(WHAT YOU WILL DO):
**1.** List every plt function that the ridge regression code calls.
**2.** Resume the ridge regression code after its final line.

(QUOTED TEXT):
☆ ☆ ☆
Best alpha from CV: 1000.0000
You'll notice we are getting a bunch of errors about ill-conditioned matrices. This happens because the polynomial features are on wildly different scales. Let's standardize our features first.
from sklearn.linear_model import Ridge
from sklearn.model_selection import cross_val_score
from sklearn.preprocessing import StandardScaler
# Add scaler
scaler = StandardScaler()
X_train_poly_scaled = scaler.fit_transform(X_train_poly)
X_test_poly_scaled = scaler.transform(X_test_poly)
# We'll use the polynomial features because ridge can help with overfitting
# Choose lambda via cross-validation on the training set
alphas = np.logspace(-3, 3, 20)
cv_scores = []
for alpha in alphas:
ridge = Ridge(alpha=alpha)
scores = cross_val_score(ridge, X_train_poly_scaled, y_train, cv=5, scoring='neg_mean_squared_error')
cv_scores.append(-scores.mean())
best_alpha = alphas[np.argmin(cv_scores)]
print(f"Best alpha from CV: {best_alpha:.4f}")
# Plot CV error vs alpha
plt.figure(figsize=(8,4))
plt.semilogx(alphas, cv_scores)
plt.xlabel('alpha (λ)')
plt.ylabel('Cross-validated MSE')
plt.title('Ridge Regularisation on Polynomial Features')
plt.grid(True)
☆ ☆ ☆
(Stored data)
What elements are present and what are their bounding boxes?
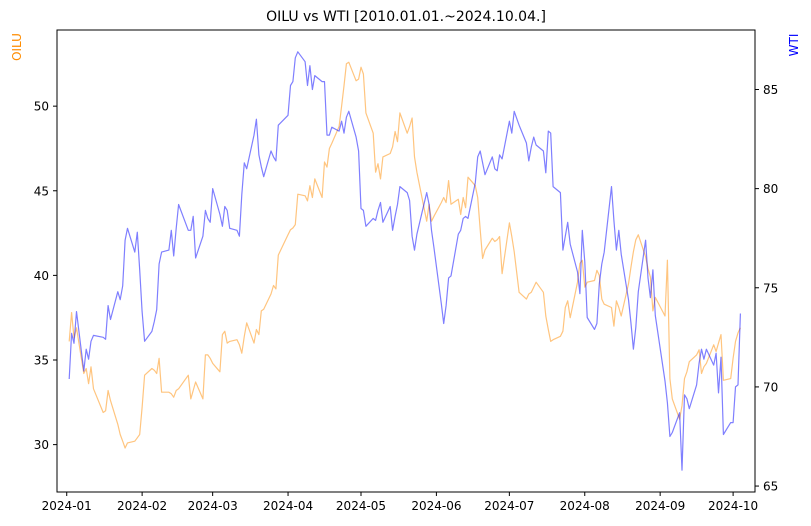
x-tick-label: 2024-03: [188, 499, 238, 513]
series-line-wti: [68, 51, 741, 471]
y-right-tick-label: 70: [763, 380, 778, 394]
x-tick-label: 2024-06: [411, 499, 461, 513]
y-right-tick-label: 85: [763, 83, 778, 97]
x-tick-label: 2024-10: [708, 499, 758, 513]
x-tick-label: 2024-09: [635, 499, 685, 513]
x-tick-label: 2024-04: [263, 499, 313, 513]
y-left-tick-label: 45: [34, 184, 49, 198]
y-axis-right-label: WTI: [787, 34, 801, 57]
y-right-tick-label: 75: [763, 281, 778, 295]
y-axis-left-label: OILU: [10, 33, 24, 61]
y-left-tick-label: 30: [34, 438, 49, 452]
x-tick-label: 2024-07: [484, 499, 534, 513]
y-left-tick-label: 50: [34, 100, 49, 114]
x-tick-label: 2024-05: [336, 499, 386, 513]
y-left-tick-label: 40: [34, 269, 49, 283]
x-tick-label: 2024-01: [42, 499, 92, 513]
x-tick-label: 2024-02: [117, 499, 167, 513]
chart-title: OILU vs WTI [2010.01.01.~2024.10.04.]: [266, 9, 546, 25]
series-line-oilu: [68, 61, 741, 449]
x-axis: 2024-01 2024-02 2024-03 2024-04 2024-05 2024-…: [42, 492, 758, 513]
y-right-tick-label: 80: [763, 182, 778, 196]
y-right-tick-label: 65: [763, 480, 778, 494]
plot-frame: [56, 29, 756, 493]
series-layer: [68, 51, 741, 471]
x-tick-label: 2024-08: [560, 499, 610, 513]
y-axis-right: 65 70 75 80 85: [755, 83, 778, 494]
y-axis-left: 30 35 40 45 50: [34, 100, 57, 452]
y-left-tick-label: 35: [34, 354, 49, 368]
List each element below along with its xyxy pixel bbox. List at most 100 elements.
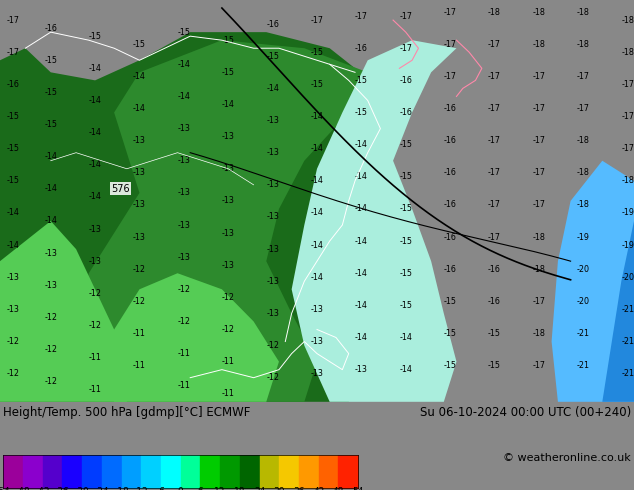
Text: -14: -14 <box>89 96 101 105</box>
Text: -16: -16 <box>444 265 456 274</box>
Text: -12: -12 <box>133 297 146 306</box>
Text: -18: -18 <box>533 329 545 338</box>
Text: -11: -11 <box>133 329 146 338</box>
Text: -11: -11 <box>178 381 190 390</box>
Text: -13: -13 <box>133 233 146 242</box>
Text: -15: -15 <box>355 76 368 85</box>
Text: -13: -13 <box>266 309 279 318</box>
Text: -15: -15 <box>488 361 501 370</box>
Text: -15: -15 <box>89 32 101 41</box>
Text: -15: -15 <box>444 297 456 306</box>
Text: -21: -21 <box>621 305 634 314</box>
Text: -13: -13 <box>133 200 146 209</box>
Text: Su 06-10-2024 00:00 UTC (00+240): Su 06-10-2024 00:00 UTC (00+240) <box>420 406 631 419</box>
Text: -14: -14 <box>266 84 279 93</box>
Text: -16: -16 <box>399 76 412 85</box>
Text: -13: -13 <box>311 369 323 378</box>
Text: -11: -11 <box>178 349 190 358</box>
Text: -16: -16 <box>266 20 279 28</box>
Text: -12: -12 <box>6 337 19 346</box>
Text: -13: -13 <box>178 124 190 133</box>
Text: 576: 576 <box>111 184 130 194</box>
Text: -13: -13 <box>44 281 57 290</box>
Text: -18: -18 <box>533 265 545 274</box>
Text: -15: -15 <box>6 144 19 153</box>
☆ ☆ ☆
(ANSWERS BY TASK):
**1.** figure, semilogx, xlabel, ylabel, title, grid

**2.**
plt.savefig('../images/ridge_regularization_polynomial_features_scaled.png')
plt.show()
Best alpha from CV: 233.5721
# Fit ridge with best alpha on SCALED polynomial features
ridge_best = Ridge(alpha=best_alpha)
ridge_best.fit(X_train_poly_scaled, y_train)
y_test_pred_ridge = ridge_best.predict(X_test_poly_scaled)
test_mse_ridge = mean_squared_error(y_test, y_test_pred_ridge)
print(f"Ridge (poly deg=2) Test MSE: {test_mse_ridge:.4f}")
print(f"Ridge improved over plain polynomial (MSE {test_mse_poly:.4f} → {test_mse_ridge:.4f})")
Ridge (poly deg=2) Test MSE: 0.4791 Ridge improved over plain polynomial (MSE 0.4669 → 0.4791)
Ridge from the SVD Perspective¶
The Ridge solution has a beautiful interpretation in terms of singular values. Recall from Notebook 2 that if $X = U\Sigma V^T$ is the SVD of the (centered) design matrix, then the OLS solution is
$$ \hat{\beta}_{OLS} = V\Sigma^{-1}U^T y = \sum_{i=1}^{p} \frac{1}{\sigma_i} (u_i^T y) v_i. $$
When $\sigma_i$ is small, the coefficient $\frac{1}{\sigma_i}$ explodes — this is the condition number problem.
For Ridge regression, one can show that
$$ \hat{\beta}_{Ridge} = \sum_{i=1}^{p} \frac{\sigma_i}{\sigma_i^2 + \lambda} (u_i^T y) v_i. $$
Notice what happens:
- When $\sigma_i \gg \sqrt{\lambda}$, the coefficient is approximately $\frac{1}{\sigma_i}$ (same as OLS).
- When $\sigma_i \ll \sqrt{\lambda}$, the coefficient is approximately $\frac{\sigma_i}{\lambda}$ — shrunk towards zero.
- The effective condition number becomes $\frac{\sigma_1^2 + \lambda}{\sigma_p^2 + \lambda}$, which is much better than $\frac{\sigma_1^2}{\sigma_p^2}$.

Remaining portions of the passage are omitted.